(Data entries)
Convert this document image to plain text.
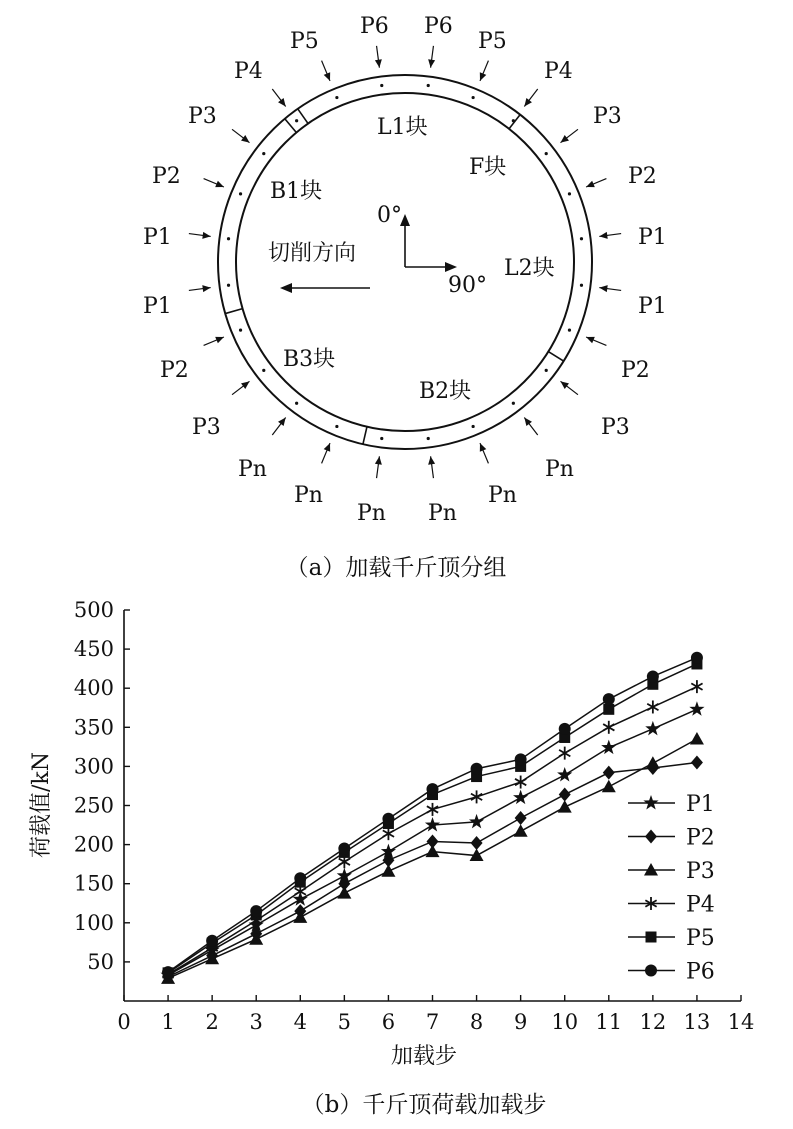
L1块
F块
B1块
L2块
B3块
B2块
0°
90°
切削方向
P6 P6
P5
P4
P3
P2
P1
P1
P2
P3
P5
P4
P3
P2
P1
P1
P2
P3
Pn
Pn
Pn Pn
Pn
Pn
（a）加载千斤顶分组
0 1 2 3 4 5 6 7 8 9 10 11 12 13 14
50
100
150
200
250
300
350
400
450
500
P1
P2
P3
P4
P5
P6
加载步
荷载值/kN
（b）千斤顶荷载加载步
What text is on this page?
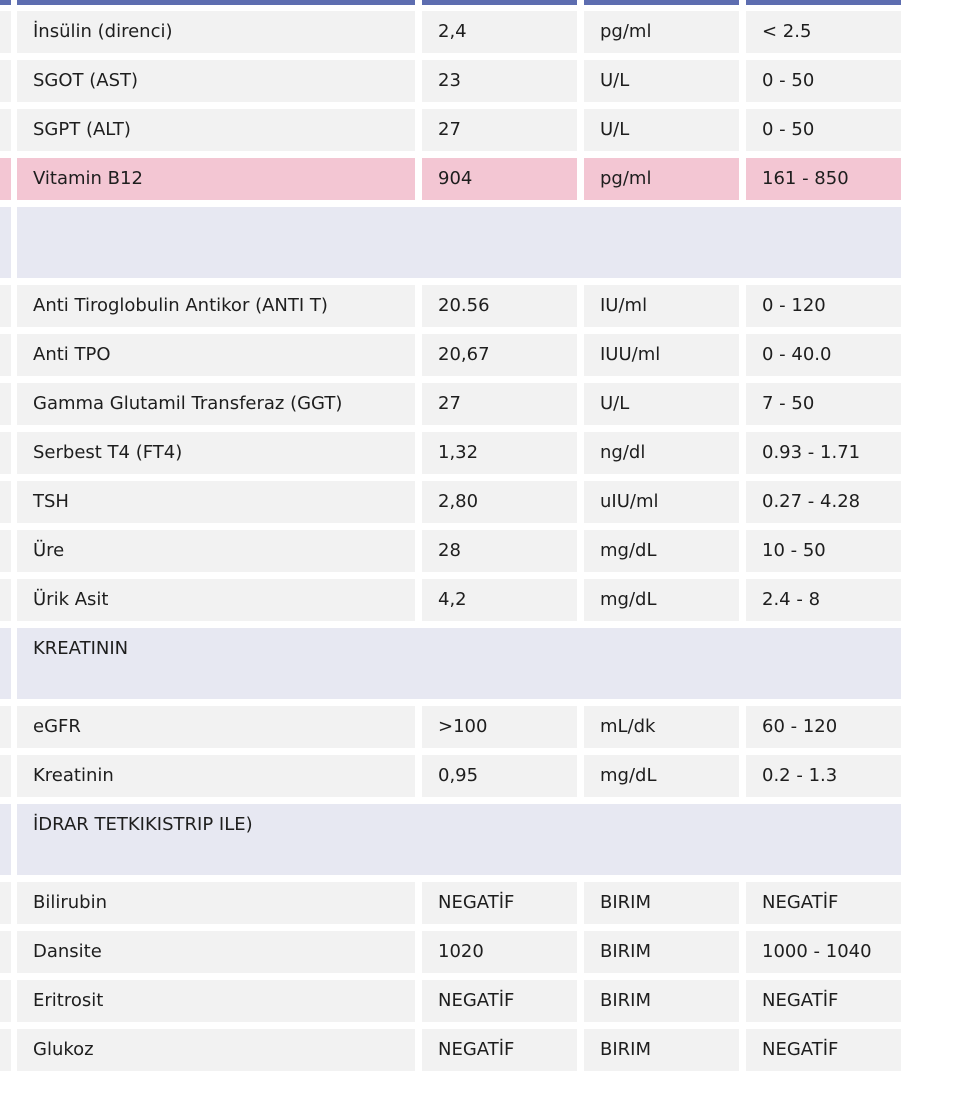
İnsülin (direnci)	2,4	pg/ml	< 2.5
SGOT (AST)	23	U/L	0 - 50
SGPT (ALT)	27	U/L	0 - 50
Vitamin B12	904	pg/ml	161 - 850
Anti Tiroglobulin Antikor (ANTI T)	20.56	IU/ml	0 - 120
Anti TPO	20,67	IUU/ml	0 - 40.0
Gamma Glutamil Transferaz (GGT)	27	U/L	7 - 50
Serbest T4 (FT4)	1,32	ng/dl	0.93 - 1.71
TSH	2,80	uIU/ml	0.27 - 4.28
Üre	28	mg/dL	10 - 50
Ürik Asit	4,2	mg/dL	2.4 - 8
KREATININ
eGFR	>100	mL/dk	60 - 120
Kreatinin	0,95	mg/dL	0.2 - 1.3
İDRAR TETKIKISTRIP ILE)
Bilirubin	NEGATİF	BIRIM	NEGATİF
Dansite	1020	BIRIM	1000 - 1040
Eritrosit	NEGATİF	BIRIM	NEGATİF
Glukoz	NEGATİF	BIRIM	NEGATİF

--- REQUIREMENTS ---
Exclude the images and reproduce the remaining data exactly.

--- FINISHED EXERCISE ---
Convert this document image to plain text.
L1块
F块
B1块
L2块
B3块
B2块
0°
90°
切削方向
P6 P6
P5
P4
P3
P2
P1
P1
P2
P3
P5
P4
P3
P2
P1
P1
P2
P3
Pn
Pn
Pn Pn
Pn
Pn
（a）加载千斤顶分组
0 1 2 3 4 5 6 7 8 9 10 11 12 13 14
50
100
150
200
250
300
350
400
450
500
P1
P2
P3
P4
P5
P6
加载步
荷载值/kN
（b）千斤顶荷载加载步
What text is on this page?
İnsülin (direnci)	2,4	pg/ml	< 2.5
SGOT (AST)	23	U/L	0 - 50
SGPT (ALT)	27	U/L	0 - 50
Vitamin B12	904	pg/ml	161 - 850
Anti Tiroglobulin Antikor (ANTI T)	20.56	IU/ml	0 - 120
Anti TPO	20,67	IUU/ml	0 - 40.0
Gamma Glutamil Transferaz (GGT)	27	U/L	7 - 50
Serbest T4 (FT4)	1,32	ng/dl	0.93 - 1.71
TSH	2,80	uIU/ml	0.27 - 4.28
Üre	28	mg/dL	10 - 50
Ürik Asit	4,2	mg/dL	2.4 - 8
KREATININ
eGFR	>100	mL/dk	60 - 120
Kreatinin	0,95	mg/dL	0.2 - 1.3
İDRAR TETKIKISTRIP ILE)
Bilirubin	NEGATİF	BIRIM	NEGATİF
Dansite	1020	BIRIM	1000 - 1040
Eritrosit	NEGATİF	BIRIM	NEGATİF
Glukoz	NEGATİF	BIRIM	NEGATİF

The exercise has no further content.